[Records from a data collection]

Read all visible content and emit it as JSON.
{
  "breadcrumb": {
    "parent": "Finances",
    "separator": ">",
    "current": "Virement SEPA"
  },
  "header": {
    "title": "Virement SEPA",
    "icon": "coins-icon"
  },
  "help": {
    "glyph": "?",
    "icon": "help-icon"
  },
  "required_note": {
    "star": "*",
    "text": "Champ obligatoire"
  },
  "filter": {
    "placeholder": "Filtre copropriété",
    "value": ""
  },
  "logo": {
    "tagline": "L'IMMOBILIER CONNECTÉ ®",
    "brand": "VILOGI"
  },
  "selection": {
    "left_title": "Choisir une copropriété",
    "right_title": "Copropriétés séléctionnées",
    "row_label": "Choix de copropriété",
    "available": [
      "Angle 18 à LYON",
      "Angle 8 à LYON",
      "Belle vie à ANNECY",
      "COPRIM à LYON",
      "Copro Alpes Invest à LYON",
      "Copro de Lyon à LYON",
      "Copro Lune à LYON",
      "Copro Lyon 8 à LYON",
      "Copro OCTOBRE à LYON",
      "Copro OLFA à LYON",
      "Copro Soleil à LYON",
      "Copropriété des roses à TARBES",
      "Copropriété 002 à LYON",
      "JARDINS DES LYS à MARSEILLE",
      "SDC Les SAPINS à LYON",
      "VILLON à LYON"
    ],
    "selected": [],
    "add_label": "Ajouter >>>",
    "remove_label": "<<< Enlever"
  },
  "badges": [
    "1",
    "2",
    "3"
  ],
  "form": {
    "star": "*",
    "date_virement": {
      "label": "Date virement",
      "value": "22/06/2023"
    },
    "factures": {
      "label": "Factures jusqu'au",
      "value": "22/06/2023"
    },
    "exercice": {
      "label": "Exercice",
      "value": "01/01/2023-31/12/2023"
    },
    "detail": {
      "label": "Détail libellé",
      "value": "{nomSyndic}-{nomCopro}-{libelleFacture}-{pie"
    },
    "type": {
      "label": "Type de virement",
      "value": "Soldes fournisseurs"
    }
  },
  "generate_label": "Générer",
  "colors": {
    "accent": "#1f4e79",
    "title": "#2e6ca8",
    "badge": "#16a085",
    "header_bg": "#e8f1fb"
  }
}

What is being asked -
Each line above must be printed exactly as it appears.

Correct answer -
Read all visible content and emit it as JSON.
{
  "breadcrumb": {
    "parent": "Finances",
    "separator": ">",
    "current": "Virement SEPA"
  },
  "header": {
    "title": "Virement SEPA",
    "icon": "coins-icon"
  },
  "help": {
    "glyph": "?",
    "icon": "help-icon"
  },
  "required_note": {
    "star": "*",
    "text": "Champ obligatoire"
  },
  "filter": {
    "placeholder": "Filtre copropriété",
    "value": ""
  },
  "logo": {
    "tagline": "L'IMMOBILIER CONNECTÉ ®",
    "brand": "VILOGI"
  },
  "selection": {
    "left_title": "Choisir une copropriété",
    "right_title": "Copropriétés séléctionnées",
    "row_label": "Choix de copropriété",
    "available": [
      "Angle 18 à LYON",
      "Angle 8 à LYON",
      "Belle vie à ANNECY",
      "COPRIM à LYON",
      "Copro Alpes Invest à LYON",
      "Copro de Lyon à LYON",
      "Copro Lune à LYON",
      "Copro Lyon 8 à LYON",
      "Copro OCTOBRE à LYON",
      "Copro OLFA à LYON",
      "Copro Soleil à LYON",
      "Copropriété des roses à TARBES",
      "Copropriété 002 à LYON",
      "JARDINS DES LYS à MARSEILLE",
      "SDC Les SAPINS à LYON",
      "VILLON à LYON"
    ],
    "selected": [],
    "add_label": "Ajouter >>>",
    "remove_label": "<<< Enlever"
  },
  "badges": [
    "1",
    "2",
    "3"
  ],
  "form": {
    "star": "*",
    "date_virement": {
      "label": "Date virement",
      "value": "22/06/2023"
    },
    "factures": {
      "label": "Factures jusqu'au",
      "value": "22/06/2023"
    },
    "exercice": {
      "label": "Exercice",
      "value": "01/01/2023-31/12/2023"
    },
    "detail": {
      "label": "Détail libellé",
      "value": "{nomSyndic}-{nomCopro}-{libelleFacture}-{pie"
    },
    "type": {
      "label": "Type de virement",
      "value": "Soldes fournisseurs"
    }
  },
  "generate_label": "Générer",
  "colors": {
    "accent": "#1f4e79",
    "title": "#2e6ca8",
    "badge": "#16a085",
    "header_bg": "#e8f1fb"
  }
}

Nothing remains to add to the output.